### WORK TO DO
Tally the lines below that contain "Precipitation". The number is the whole answer.

================================

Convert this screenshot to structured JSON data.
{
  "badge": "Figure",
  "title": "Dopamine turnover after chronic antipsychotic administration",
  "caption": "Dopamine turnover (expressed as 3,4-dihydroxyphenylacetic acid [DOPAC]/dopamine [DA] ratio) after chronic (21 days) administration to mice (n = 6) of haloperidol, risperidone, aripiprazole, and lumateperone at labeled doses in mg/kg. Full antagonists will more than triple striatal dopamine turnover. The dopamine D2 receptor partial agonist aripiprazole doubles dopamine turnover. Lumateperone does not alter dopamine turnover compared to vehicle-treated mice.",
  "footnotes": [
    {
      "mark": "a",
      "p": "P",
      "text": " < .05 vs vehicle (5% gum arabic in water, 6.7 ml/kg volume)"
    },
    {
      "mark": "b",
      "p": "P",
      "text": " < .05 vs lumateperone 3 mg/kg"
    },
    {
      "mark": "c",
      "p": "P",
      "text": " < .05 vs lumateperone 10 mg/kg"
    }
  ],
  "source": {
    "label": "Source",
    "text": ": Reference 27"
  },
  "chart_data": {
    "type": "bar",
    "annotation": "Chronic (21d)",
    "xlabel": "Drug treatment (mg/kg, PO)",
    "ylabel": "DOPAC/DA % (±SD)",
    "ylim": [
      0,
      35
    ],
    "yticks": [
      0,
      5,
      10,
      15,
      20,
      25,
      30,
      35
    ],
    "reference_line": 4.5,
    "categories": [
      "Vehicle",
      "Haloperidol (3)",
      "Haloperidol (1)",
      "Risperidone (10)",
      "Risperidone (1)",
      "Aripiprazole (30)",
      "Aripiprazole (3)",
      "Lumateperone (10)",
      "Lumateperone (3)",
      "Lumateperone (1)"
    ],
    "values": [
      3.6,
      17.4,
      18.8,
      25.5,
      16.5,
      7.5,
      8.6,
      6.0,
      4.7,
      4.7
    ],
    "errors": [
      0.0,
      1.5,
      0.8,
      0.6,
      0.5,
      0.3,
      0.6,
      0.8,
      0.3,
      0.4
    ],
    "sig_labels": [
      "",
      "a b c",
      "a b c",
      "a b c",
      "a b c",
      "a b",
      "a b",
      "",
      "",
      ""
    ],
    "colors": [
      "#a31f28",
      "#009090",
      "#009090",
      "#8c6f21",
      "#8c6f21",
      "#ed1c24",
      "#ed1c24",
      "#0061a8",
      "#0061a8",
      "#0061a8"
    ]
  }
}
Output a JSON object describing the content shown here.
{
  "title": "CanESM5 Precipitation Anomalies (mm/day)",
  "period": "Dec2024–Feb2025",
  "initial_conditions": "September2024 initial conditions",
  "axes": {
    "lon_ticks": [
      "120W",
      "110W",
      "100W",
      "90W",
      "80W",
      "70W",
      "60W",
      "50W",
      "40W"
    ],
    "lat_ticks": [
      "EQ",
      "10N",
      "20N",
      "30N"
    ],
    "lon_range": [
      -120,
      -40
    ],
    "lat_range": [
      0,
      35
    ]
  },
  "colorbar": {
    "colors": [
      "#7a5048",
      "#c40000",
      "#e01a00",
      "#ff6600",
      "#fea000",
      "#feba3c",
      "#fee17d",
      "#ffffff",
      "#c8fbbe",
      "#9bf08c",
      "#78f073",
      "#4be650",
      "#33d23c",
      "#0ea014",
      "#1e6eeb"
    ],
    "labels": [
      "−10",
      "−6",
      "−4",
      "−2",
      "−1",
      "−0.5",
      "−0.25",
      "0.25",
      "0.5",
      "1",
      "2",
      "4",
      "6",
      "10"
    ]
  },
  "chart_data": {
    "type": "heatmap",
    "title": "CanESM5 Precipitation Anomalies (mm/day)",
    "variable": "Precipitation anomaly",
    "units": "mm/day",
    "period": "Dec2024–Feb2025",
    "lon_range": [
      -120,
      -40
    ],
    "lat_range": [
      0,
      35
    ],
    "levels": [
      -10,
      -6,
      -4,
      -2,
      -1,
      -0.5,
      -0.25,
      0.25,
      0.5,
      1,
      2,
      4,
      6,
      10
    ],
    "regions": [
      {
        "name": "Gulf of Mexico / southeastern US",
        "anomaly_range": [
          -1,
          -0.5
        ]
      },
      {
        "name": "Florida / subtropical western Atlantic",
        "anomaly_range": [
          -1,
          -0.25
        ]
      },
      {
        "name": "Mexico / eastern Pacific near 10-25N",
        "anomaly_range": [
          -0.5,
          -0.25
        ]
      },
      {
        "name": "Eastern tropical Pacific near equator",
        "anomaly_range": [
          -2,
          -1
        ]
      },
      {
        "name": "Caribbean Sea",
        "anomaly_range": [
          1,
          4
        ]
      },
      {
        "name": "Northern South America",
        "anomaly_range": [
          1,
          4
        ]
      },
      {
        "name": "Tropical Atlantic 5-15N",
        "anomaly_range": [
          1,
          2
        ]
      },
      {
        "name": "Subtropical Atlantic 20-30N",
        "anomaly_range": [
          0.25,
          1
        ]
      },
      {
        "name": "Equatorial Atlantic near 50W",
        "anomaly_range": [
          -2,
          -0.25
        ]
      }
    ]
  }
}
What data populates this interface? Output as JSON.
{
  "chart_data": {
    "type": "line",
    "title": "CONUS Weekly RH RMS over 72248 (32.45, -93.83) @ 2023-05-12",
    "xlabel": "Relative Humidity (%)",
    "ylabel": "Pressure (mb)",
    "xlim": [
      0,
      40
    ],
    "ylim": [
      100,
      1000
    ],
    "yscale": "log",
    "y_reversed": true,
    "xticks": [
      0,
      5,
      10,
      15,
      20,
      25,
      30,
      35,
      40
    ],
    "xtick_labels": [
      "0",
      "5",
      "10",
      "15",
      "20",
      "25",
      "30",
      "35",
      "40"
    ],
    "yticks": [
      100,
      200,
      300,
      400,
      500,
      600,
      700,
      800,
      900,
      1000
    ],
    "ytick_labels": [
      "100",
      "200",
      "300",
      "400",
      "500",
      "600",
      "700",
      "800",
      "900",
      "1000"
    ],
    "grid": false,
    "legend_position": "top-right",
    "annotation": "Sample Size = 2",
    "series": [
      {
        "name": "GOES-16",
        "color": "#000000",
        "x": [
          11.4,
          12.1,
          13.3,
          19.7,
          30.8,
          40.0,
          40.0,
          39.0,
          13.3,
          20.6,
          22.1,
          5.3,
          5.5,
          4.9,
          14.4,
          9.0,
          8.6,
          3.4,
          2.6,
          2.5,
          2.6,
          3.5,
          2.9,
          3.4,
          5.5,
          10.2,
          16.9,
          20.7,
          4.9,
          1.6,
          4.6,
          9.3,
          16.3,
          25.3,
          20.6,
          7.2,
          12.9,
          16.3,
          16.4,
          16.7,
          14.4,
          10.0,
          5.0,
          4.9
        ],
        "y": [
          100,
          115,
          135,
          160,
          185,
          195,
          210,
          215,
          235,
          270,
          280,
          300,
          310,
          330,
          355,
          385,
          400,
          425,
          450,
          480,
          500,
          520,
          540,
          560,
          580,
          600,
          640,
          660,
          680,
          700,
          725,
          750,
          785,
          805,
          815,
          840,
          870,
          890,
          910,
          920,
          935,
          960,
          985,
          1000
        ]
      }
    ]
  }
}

================================

### SOLUTION FOR THIS EXERCISE
3